**What this task involves**
Please repeat all of the listing exactly.
-- Data shown start --
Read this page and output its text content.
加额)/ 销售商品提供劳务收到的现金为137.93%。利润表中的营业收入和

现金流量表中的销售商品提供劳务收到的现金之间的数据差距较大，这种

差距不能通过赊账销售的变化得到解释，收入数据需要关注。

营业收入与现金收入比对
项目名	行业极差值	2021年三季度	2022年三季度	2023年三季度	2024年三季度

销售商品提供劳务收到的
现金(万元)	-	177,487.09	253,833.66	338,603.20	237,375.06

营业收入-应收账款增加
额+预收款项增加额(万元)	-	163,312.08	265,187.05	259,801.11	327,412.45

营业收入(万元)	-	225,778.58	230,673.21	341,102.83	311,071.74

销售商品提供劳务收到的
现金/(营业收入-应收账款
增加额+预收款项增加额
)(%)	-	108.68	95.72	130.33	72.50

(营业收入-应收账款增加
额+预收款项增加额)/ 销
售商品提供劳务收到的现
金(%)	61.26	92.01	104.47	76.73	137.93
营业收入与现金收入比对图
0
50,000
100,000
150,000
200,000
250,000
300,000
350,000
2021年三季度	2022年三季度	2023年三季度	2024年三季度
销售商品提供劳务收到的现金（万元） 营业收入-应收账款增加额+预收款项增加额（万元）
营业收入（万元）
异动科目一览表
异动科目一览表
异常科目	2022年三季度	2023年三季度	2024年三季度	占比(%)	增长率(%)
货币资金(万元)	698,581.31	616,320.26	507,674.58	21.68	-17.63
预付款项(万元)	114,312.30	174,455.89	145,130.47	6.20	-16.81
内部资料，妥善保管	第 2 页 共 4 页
-- Data shown end --
**Written solution**
Read this page and output its text content.
加额)/ 销售商品提供劳务收到的现金为137.93%。利润表中的营业收入和

现金流量表中的销售商品提供劳务收到的现金之间的数据差距较大，这种

差距不能通过赊账销售的变化得到解释，收入数据需要关注。

营业收入与现金收入比对
项目名	行业极差值	2021年三季度	2022年三季度	2023年三季度	2024年三季度

销售商品提供劳务收到的
现金(万元)	-	177,487.09	253,833.66	338,603.20	237,375.06

营业收入-应收账款增加
额+预收款项增加额(万元)	-	163,312.08	265,187.05	259,801.11	327,412.45

营业收入(万元)	-	225,778.58	230,673.21	341,102.83	311,071.74

销售商品提供劳务收到的
现金/(营业收入-应收账款
增加额+预收款项增加额
)(%)	-	108.68	95.72	130.33	72.50

(营业收入-应收账款增加
额+预收款项增加额)/ 销
售商品提供劳务收到的现
金(%)	61.26	92.01	104.47	76.73	137.93
营业收入与现金收入比对图
0
50,000
100,000
150,000
200,000
250,000
300,000
350,000
2021年三季度	2022年三季度	2023年三季度	2024年三季度
销售商品提供劳务收到的现金（万元） 营业收入-应收账款增加额+预收款项增加额（万元）
营业收入（万元）
异动科目一览表
异动科目一览表
异常科目	2022年三季度	2023年三季度	2024年三季度	占比(%)	增长率(%)
货币资金(万元)	698,581.31	616,320.26	507,674.58	21.68	-17.63
预付款项(万元)	114,312.30	174,455.89	145,130.47	6.20	-16.81
内部资料，妥善保管	第 2 页 共 4 页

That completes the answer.